Retype each record shown below, leaving every character as it is.

================

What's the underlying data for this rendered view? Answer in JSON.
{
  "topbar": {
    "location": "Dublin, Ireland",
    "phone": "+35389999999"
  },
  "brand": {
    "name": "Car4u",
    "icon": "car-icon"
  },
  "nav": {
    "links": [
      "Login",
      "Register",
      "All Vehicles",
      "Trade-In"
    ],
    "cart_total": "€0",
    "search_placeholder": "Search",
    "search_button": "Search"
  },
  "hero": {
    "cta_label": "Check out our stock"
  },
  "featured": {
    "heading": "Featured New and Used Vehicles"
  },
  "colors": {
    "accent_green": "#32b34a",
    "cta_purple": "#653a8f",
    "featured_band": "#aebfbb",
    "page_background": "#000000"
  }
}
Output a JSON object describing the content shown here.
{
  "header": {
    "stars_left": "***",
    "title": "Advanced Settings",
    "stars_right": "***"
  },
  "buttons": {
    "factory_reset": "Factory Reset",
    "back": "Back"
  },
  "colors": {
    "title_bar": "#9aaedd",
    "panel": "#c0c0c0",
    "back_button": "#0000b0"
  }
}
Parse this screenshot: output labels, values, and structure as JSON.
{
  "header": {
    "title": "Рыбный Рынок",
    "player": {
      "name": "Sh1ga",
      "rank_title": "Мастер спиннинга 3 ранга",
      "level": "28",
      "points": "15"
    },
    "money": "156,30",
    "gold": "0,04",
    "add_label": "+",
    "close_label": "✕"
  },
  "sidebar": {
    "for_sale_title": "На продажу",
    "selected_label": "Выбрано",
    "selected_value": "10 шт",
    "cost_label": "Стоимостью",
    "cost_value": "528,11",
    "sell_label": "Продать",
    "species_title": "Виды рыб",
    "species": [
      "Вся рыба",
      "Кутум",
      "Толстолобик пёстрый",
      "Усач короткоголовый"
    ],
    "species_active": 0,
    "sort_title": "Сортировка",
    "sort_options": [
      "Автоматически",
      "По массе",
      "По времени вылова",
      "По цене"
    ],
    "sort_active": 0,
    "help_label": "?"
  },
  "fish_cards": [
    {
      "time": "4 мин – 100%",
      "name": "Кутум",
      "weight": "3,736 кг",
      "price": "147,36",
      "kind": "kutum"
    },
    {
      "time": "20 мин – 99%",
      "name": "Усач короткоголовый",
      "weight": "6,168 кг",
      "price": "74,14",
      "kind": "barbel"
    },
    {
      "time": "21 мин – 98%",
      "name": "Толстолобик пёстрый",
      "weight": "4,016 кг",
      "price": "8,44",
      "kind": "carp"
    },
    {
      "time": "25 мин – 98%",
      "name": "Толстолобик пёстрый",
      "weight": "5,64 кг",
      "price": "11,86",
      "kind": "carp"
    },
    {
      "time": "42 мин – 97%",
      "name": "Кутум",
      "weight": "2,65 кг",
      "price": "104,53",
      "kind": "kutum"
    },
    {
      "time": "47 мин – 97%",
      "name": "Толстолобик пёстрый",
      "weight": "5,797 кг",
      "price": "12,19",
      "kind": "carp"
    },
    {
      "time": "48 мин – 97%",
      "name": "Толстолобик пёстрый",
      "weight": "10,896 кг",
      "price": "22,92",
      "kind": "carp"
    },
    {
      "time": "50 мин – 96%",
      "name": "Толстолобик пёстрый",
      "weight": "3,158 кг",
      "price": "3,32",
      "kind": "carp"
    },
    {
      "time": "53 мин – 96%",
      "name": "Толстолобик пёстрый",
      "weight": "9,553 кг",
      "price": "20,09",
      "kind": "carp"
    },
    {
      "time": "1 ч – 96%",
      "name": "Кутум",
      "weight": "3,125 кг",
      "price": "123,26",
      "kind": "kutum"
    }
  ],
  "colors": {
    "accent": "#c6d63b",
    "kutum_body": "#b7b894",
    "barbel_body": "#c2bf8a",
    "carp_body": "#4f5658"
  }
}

================

__FULL ANSWER__
What's the underlying data for this rendered view? Answer in JSON.
{
  "topbar": {
    "location": "Dublin, Ireland",
    "phone": "+35389999999"
  },
  "brand": {
    "name": "Car4u",
    "icon": "car-icon"
  },
  "nav": {
    "links": [
      "Login",
      "Register",
      "All Vehicles",
      "Trade-In"
    ],
    "cart_total": "€0",
    "search_placeholder": "Search",
    "search_button": "Search"
  },
  "hero": {
    "cta_label": "Check out our stock"
  },
  "featured": {
    "heading": "Featured New and Used Vehicles"
  },
  "colors": {
    "accent_green": "#32b34a",
    "cta_purple": "#653a8f",
    "featured_band": "#aebfbb",
    "page_background": "#000000"
  }
}
Output a JSON object describing the content shown here.
{
  "header": {
    "stars_left": "***",
    "title": "Advanced Settings",
    "stars_right": "***"
  },
  "buttons": {
    "factory_reset": "Factory Reset",
    "back": "Back"
  },
  "colors": {
    "title_bar": "#9aaedd",
    "panel": "#c0c0c0",
    "back_button": "#0000b0"
  }
}
Parse this screenshot: output labels, values, and structure as JSON.
{
  "header": {
    "title": "Рыбный Рынок",
    "player": {
      "name": "Sh1ga",
      "rank_title": "Мастер спиннинга 3 ранга",
      "level": "28",
      "points": "15"
    },
    "money": "156,30",
    "gold": "0,04",
    "add_label": "+",
    "close_label": "✕"
  },
  "sidebar": {
    "for_sale_title": "На продажу",
    "selected_label": "Выбрано",
    "selected_value": "10 шт",
    "cost_label": "Стоимостью",
    "cost_value": "528,11",
    "sell_label": "Продать",
    "species_title": "Виды рыб",
    "species": [
      "Вся рыба",
      "Кутум",
      "Толстолобик пёстрый",
      "Усач короткоголовый"
    ],
    "species_active": 0,
    "sort_title": "Сортировка",
    "sort_options": [
      "Автоматически",
      "По массе",
      "По времени вылова",
      "По цене"
    ],
    "sort_active": 0,
    "help_label": "?"
  },
  "fish_cards": [
    {
      "time": "4 мин – 100%",
      "name": "Кутум",
      "weight": "3,736 кг",
      "price": "147,36",
      "kind": "kutum"
    },
    {
      "time": "20 мин – 99%",
      "name": "Усач короткоголовый",
      "weight": "6,168 кг",
      "price": "74,14",
      "kind": "barbel"
    },
    {
      "time": "21 мин – 98%",
      "name": "Толстолобик пёстрый",
      "weight": "4,016 кг",
      "price": "8,44",
      "kind": "carp"
    },
    {
      "time": "25 мин – 98%",
      "name": "Толстолобик пёстрый",
      "weight": "5,64 кг",
      "price": "11,86",
      "kind": "carp"
    },
    {
      "time": "42 мин – 97%",
      "name": "Кутум",
      "weight": "2,65 кг",
      "price": "104,53",
      "kind": "kutum"
    },
    {
      "time": "47 мин – 97%",
      "name": "Толстолобик пёстрый",
      "weight": "5,797 кг",
      "price": "12,19",
      "kind": "carp"
    },
    {
      "time": "48 мин – 97%",
      "name": "Толстолобик пёстрый",
      "weight": "10,896 кг",
      "price": "22,92",
      "kind": "carp"
    },
    {
      "time": "50 мин – 96%",
      "name": "Толстолобик пёстрый",
      "weight": "3,158 кг",
      "price": "3,32",
      "kind": "carp"
    },
    {
      "time": "53 мин – 96%",
      "name": "Толстолобик пёстрый",
      "weight": "9,553 кг",
      "price": "20,09",
      "kind": "carp"
    },
    {
      "time": "1 ч – 96%",
      "name": "Кутум",
      "weight": "3,125 кг",
      "price": "123,26",
      "kind": "kutum"
    }
  ],
  "colors": {
    "accent": "#c6d63b",
    "kutum_body": "#b7b894",
    "barbel_body": "#c2bf8a",
    "carp_body": "#4f5658"
  }
}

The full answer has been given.